Excerpt from a dataset:
((
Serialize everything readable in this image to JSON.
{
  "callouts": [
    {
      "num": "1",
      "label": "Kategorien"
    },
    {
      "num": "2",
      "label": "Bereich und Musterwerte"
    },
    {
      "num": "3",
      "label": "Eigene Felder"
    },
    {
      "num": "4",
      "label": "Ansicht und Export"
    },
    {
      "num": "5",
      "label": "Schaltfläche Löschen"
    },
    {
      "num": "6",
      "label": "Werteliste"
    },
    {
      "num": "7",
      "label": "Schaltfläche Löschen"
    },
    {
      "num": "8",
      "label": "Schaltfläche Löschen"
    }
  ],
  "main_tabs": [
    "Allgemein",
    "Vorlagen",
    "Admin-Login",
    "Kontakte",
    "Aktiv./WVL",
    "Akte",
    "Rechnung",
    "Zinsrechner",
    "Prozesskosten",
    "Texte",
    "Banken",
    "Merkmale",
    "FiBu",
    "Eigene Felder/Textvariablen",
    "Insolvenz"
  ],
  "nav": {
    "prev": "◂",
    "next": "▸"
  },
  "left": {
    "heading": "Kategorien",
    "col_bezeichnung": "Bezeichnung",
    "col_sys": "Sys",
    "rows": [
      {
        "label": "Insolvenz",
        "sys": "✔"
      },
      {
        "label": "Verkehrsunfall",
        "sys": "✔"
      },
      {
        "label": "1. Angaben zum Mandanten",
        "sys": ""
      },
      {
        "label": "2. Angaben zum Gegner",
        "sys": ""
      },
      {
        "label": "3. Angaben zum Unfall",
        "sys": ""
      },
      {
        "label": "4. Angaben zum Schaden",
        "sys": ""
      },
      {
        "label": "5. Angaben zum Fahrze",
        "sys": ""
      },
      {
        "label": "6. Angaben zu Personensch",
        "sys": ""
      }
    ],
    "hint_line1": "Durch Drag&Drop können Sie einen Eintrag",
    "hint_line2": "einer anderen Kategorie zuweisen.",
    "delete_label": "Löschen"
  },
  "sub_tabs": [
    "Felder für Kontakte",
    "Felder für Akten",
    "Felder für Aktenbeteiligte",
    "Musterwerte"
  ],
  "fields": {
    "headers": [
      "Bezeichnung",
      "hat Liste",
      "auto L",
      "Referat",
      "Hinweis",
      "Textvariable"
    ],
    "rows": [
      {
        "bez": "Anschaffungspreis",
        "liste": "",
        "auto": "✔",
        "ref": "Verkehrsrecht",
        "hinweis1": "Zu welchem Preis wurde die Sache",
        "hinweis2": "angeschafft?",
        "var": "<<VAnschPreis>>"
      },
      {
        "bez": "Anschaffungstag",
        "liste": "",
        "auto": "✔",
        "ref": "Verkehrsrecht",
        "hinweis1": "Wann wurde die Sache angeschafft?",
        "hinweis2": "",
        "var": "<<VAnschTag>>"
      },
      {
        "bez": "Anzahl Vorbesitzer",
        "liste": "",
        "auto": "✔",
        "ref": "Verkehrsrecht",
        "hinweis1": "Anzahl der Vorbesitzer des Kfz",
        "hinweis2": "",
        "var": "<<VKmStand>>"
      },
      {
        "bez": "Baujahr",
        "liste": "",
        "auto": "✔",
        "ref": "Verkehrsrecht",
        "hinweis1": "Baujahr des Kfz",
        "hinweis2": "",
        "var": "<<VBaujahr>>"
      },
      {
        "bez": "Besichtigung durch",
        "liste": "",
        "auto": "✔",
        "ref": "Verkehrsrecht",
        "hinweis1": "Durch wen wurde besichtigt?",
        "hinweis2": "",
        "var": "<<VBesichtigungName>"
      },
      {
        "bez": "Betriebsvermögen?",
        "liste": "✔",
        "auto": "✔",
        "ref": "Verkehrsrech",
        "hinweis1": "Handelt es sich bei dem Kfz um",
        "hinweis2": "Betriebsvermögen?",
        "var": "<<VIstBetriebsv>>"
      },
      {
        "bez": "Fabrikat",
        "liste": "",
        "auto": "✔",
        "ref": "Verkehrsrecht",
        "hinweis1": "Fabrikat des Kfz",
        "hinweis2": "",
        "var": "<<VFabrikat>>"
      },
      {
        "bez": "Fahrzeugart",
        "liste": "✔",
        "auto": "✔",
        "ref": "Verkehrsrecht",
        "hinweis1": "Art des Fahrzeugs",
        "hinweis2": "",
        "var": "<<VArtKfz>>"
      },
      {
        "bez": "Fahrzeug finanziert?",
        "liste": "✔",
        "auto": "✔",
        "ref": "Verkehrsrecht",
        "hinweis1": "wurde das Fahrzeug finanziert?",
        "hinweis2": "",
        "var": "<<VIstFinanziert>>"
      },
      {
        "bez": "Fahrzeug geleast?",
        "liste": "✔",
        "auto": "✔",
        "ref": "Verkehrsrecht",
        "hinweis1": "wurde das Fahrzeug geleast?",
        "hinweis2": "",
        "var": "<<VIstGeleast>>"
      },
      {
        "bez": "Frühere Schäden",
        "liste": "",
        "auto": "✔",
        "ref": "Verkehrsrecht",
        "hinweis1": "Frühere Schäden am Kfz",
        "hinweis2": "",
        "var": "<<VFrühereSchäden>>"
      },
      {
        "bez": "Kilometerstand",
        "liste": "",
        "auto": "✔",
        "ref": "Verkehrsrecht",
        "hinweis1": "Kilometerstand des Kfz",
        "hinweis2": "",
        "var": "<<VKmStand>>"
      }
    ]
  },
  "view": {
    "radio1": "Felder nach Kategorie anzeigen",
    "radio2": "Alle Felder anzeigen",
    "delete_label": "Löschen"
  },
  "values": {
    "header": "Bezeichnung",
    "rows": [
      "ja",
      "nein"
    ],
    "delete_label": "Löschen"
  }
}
))
Copy down the material exactly as written.

* **Solution to this exercise**:
Serialize everything readable in this image to JSON.
{
  "callouts": [
    {
      "num": "1",
      "label": "Kategorien"
    },
    {
      "num": "2",
      "label": "Bereich und Musterwerte"
    },
    {
      "num": "3",
      "label": "Eigene Felder"
    },
    {
      "num": "4",
      "label": "Ansicht und Export"
    },
    {
      "num": "5",
      "label": "Schaltfläche Löschen"
    },
    {
      "num": "6",
      "label": "Werteliste"
    },
    {
      "num": "7",
      "label": "Schaltfläche Löschen"
    },
    {
      "num": "8",
      "label": "Schaltfläche Löschen"
    }
  ],
  "main_tabs": [
    "Allgemein",
    "Vorlagen",
    "Admin-Login",
    "Kontakte",
    "Aktiv./WVL",
    "Akte",
    "Rechnung",
    "Zinsrechner",
    "Prozesskosten",
    "Texte",
    "Banken",
    "Merkmale",
    "FiBu",
    "Eigene Felder/Textvariablen",
    "Insolvenz"
  ],
  "nav": {
    "prev": "◂",
    "next": "▸"
  },
  "left": {
    "heading": "Kategorien",
    "col_bezeichnung": "Bezeichnung",
    "col_sys": "Sys",
    "rows": [
      {
        "label": "Insolvenz",
        "sys": "✔"
      },
      {
        "label": "Verkehrsunfall",
        "sys": "✔"
      },
      {
        "label": "1. Angaben zum Mandanten",
        "sys": ""
      },
      {
        "label": "2. Angaben zum Gegner",
        "sys": ""
      },
      {
        "label": "3. Angaben zum Unfall",
        "sys": ""
      },
      {
        "label": "4. Angaben zum Schaden",
        "sys": ""
      },
      {
        "label": "5. Angaben zum Fahrze",
        "sys": ""
      },
      {
        "label": "6. Angaben zu Personensch",
        "sys": ""
      }
    ],
    "hint_line1": "Durch Drag&Drop können Sie einen Eintrag",
    "hint_line2": "einer anderen Kategorie zuweisen.",
    "delete_label": "Löschen"
  },
  "sub_tabs": [
    "Felder für Kontakte",
    "Felder für Akten",
    "Felder für Aktenbeteiligte",
    "Musterwerte"
  ],
  "fields": {
    "headers": [
      "Bezeichnung",
      "hat Liste",
      "auto L",
      "Referat",
      "Hinweis",
      "Textvariable"
    ],
    "rows": [
      {
        "bez": "Anschaffungspreis",
        "liste": "",
        "auto": "✔",
        "ref": "Verkehrsrecht",
        "hinweis1": "Zu welchem Preis wurde die Sache",
        "hinweis2": "angeschafft?",
        "var": "<<VAnschPreis>>"
      },
      {
        "bez": "Anschaffungstag",
        "liste": "",
        "auto": "✔",
        "ref": "Verkehrsrecht",
        "hinweis1": "Wann wurde die Sache angeschafft?",
        "hinweis2": "",
        "var": "<<VAnschTag>>"
      },
      {
        "bez": "Anzahl Vorbesitzer",
        "liste": "",
        "auto": "✔",
        "ref": "Verkehrsrecht",
        "hinweis1": "Anzahl der Vorbesitzer des Kfz",
        "hinweis2": "",
        "var": "<<VKmStand>>"
      },
      {
        "bez": "Baujahr",
        "liste": "",
        "auto": "✔",
        "ref": "Verkehrsrecht",
        "hinweis1": "Baujahr des Kfz",
        "hinweis2": "",
        "var": "<<VBaujahr>>"
      },
      {
        "bez": "Besichtigung durch",
        "liste": "",
        "auto": "✔",
        "ref": "Verkehrsrecht",
        "hinweis1": "Durch wen wurde besichtigt?",
        "hinweis2": "",
        "var": "<<VBesichtigungName>"
      },
      {
        "bez": "Betriebsvermögen?",
        "liste": "✔",
        "auto": "✔",
        "ref": "Verkehrsrech",
        "hinweis1": "Handelt es sich bei dem Kfz um",
        "hinweis2": "Betriebsvermögen?",
        "var": "<<VIstBetriebsv>>"
      },
      {
        "bez": "Fabrikat",
        "liste": "",
        "auto": "✔",
        "ref": "Verkehrsrecht",
        "hinweis1": "Fabrikat des Kfz",
        "hinweis2": "",
        "var": "<<VFabrikat>>"
      },
      {
        "bez": "Fahrzeugart",
        "liste": "✔",
        "auto": "✔",
        "ref": "Verkehrsrecht",
        "hinweis1": "Art des Fahrzeugs",
        "hinweis2": "",
        "var": "<<VArtKfz>>"
      },
      {
        "bez": "Fahrzeug finanziert?",
        "liste": "✔",
        "auto": "✔",
        "ref": "Verkehrsrecht",
        "hinweis1": "wurde das Fahrzeug finanziert?",
        "hinweis2": "",
        "var": "<<VIstFinanziert>>"
      },
      {
        "bez": "Fahrzeug geleast?",
        "liste": "✔",
        "auto": "✔",
        "ref": "Verkehrsrecht",
        "hinweis1": "wurde das Fahrzeug geleast?",
        "hinweis2": "",
        "var": "<<VIstGeleast>>"
      },
      {
        "bez": "Frühere Schäden",
        "liste": "",
        "auto": "✔",
        "ref": "Verkehrsrecht",
        "hinweis1": "Frühere Schäden am Kfz",
        "hinweis2": "",
        "var": "<<VFrühereSchäden>>"
      },
      {
        "bez": "Kilometerstand",
        "liste": "",
        "auto": "✔",
        "ref": "Verkehrsrecht",
        "hinweis1": "Kilometerstand des Kfz",
        "hinweis2": "",
        "var": "<<VKmStand>>"
      }
    ]
  },
  "view": {
    "radio1": "Felder nach Kategorie anzeigen",
    "radio2": "Alle Felder anzeigen",
    "delete_label": "Löschen"
  },
  "values": {
    "header": "Bezeichnung",
    "rows": [
      "ja",
      "nein"
    ],
    "delete_label": "Löschen"
  }
}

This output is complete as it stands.